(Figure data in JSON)

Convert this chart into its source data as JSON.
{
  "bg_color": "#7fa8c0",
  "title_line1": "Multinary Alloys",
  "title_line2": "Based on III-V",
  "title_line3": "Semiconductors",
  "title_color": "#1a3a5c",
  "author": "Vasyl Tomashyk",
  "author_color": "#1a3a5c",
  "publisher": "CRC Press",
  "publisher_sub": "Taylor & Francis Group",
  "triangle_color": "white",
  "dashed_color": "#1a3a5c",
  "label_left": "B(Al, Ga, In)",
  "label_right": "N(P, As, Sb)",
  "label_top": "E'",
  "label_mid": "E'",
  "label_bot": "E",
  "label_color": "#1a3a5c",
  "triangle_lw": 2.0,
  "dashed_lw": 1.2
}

| EXERCISE DESCRIPTION |
Return all of the data precisely as it appears.

| SOLUTION BELOW |
Convert this chart into its source data as JSON.
{
  "bg_color": "#7fa8c0",
  "title_line1": "Multinary Alloys",
  "title_line2": "Based on III-V",
  "title_line3": "Semiconductors",
  "title_color": "#1a3a5c",
  "author": "Vasyl Tomashyk",
  "author_color": "#1a3a5c",
  "publisher": "CRC Press",
  "publisher_sub": "Taylor & Francis Group",
  "triangle_color": "white",
  "dashed_color": "#1a3a5c",
  "label_left": "B(Al, Ga, In)",
  "label_right": "N(P, As, Sb)",
  "label_top": "E'",
  "label_mid": "E'",
  "label_bot": "E",
  "label_color": "#1a3a5c",
  "triangle_lw": 2.0,
  "dashed_lw": 1.2
}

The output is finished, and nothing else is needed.